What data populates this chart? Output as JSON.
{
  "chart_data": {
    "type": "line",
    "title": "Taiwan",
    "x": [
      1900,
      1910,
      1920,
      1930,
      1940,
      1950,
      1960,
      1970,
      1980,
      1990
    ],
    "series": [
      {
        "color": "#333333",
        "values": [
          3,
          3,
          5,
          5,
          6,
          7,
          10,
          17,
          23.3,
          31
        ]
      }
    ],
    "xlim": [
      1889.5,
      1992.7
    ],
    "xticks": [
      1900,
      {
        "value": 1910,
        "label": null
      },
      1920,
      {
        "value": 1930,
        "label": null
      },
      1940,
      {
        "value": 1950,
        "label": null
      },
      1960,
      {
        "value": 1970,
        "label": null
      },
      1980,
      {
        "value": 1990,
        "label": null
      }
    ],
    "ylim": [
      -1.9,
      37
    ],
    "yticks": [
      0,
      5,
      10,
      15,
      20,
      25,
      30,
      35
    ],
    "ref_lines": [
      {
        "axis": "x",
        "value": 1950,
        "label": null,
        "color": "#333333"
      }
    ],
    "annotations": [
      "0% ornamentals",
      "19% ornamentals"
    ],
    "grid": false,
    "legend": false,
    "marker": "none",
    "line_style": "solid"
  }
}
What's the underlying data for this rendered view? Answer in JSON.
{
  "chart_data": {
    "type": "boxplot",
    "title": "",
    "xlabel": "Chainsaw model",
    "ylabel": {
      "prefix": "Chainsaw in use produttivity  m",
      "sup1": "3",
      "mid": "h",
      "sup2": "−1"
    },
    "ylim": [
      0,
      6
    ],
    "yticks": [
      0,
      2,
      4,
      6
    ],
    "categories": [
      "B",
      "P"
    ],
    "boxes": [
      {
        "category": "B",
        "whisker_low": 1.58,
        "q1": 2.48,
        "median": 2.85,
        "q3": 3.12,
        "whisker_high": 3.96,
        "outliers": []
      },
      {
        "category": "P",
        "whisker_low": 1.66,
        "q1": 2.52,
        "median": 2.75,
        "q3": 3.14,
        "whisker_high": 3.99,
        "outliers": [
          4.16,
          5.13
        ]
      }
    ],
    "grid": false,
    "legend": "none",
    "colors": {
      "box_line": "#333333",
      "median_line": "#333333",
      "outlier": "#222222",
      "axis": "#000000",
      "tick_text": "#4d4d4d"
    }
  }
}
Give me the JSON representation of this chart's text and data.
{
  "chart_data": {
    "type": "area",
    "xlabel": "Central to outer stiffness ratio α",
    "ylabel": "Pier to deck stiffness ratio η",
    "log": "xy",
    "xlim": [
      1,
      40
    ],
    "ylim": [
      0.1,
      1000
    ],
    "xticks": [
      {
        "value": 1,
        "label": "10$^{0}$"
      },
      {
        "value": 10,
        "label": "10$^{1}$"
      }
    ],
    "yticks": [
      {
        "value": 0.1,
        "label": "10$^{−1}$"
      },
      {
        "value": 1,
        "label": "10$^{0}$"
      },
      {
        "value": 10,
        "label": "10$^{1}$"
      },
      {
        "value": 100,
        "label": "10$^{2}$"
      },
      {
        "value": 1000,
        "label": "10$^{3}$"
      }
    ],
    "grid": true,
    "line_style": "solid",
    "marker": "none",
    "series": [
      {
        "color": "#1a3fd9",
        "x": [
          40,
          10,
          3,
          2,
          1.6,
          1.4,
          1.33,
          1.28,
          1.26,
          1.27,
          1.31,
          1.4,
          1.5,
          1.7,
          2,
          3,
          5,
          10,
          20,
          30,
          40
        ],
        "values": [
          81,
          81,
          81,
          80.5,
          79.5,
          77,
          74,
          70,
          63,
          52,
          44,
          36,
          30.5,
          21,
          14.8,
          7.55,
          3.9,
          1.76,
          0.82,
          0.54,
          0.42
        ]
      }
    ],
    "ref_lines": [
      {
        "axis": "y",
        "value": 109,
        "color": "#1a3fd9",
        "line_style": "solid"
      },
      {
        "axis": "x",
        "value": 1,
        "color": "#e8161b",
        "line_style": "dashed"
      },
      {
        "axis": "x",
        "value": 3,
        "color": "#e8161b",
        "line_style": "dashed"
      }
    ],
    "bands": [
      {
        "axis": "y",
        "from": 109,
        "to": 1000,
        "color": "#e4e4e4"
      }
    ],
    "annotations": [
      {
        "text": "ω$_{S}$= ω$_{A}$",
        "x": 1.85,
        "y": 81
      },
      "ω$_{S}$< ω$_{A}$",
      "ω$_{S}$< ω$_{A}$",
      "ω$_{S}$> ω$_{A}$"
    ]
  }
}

▶ _Directions for this task_
In the records, locate each line holding the string "JSON" and copy it.

▶ _Exercise result_
What data populates this chart? Output as JSON.
What's the underlying data for this rendered view? Answer in JSON.
Give me the JSON representation of this chart's text and data.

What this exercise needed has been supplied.